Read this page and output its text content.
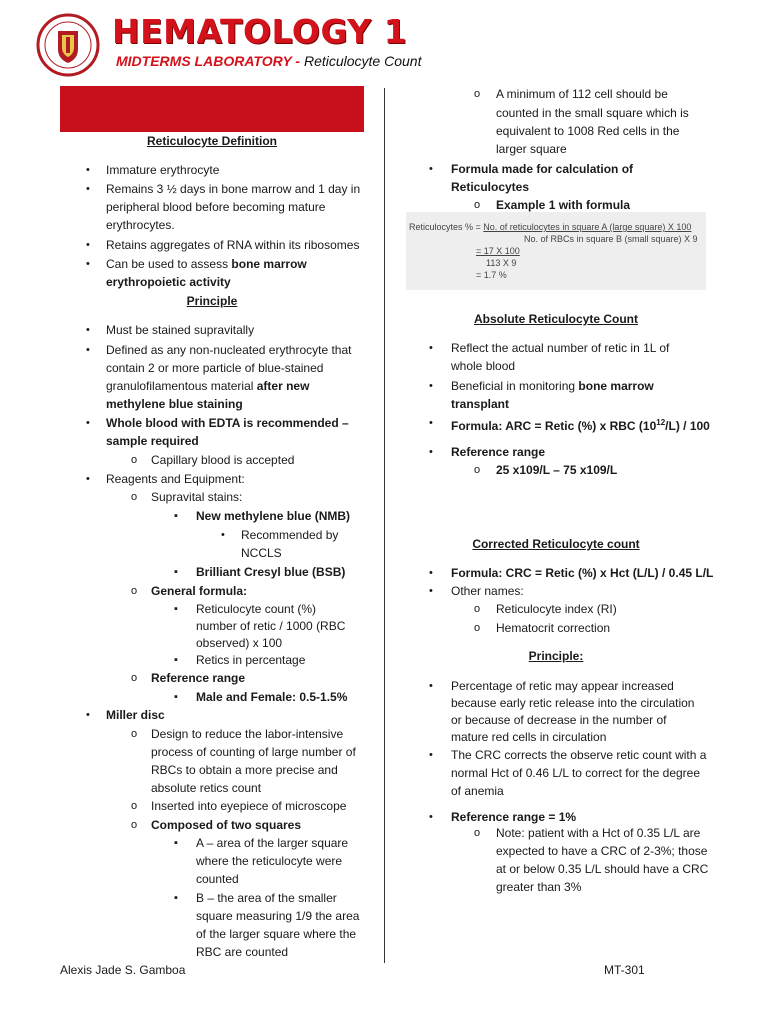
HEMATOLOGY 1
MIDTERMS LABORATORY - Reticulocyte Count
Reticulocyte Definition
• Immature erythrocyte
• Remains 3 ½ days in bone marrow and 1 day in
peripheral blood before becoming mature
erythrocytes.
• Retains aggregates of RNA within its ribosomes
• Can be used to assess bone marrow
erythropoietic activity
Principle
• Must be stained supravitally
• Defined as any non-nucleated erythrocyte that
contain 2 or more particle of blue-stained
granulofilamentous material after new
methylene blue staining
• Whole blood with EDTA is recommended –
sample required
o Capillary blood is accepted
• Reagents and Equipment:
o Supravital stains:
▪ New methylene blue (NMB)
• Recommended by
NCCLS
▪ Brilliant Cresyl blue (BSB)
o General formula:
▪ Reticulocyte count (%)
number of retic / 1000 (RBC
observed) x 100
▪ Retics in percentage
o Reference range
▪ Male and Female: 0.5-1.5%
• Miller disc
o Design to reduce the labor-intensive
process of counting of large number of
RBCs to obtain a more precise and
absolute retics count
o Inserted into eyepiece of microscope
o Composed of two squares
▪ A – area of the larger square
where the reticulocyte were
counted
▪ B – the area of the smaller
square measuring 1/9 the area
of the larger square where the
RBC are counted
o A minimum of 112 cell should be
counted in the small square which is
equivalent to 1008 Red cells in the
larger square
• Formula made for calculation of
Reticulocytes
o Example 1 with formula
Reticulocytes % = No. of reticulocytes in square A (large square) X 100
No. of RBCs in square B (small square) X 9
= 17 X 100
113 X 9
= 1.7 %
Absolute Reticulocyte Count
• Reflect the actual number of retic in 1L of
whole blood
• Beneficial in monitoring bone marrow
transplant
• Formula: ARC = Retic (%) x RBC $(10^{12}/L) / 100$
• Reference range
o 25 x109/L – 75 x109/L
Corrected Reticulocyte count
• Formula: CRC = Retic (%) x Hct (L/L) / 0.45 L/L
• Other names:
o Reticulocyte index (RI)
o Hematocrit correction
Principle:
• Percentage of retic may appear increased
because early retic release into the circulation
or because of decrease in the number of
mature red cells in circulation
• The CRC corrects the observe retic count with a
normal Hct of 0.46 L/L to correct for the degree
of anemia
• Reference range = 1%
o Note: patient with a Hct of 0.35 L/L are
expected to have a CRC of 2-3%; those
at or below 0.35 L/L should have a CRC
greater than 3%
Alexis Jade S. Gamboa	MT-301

Exercise instructions
Check each line of the material for "into" and report how many have it. Add no other words.

Written solution
2